Data for processing —
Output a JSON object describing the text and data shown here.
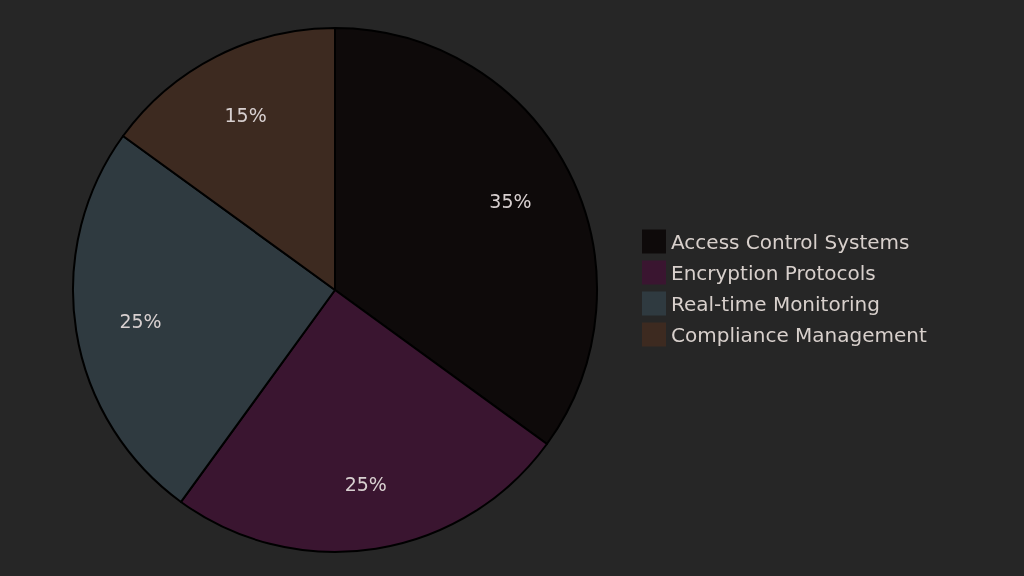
{
  "chart_data": {
    "type": "pie",
    "categories": [
      "Access Control Systems",
      "Encryption Protocols",
      "Real-time Monitoring",
      "Compliance Management"
    ],
    "values": [
      35,
      25,
      25,
      15
    ],
    "colors": [
      "#0e0a0a",
      "#3a1530",
      "#2f3a40",
      "#3d2a20"
    ],
    "value_labels": [
      "35%",
      "25%",
      "25%",
      "15%"
    ],
    "legend": "right"
  }
}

Stated exercise —
Reproduce each line exactly as it appears, omitting the pictures.

Result of this task —
Output a JSON object describing the text and data shown here.
{
  "chart_data": {
    "type": "pie",
    "categories": [
      "Access Control Systems",
      "Encryption Protocols",
      "Real-time Monitoring",
      "Compliance Management"
    ],
    "values": [
      35,
      25,
      25,
      15
    ],
    "colors": [
      "#0e0a0a",
      "#3a1530",
      "#2f3a40",
      "#3d2a20"
    ],
    "value_labels": [
      "35%",
      "25%",
      "25%",
      "15%"
    ],
    "legend": "right"
  }
}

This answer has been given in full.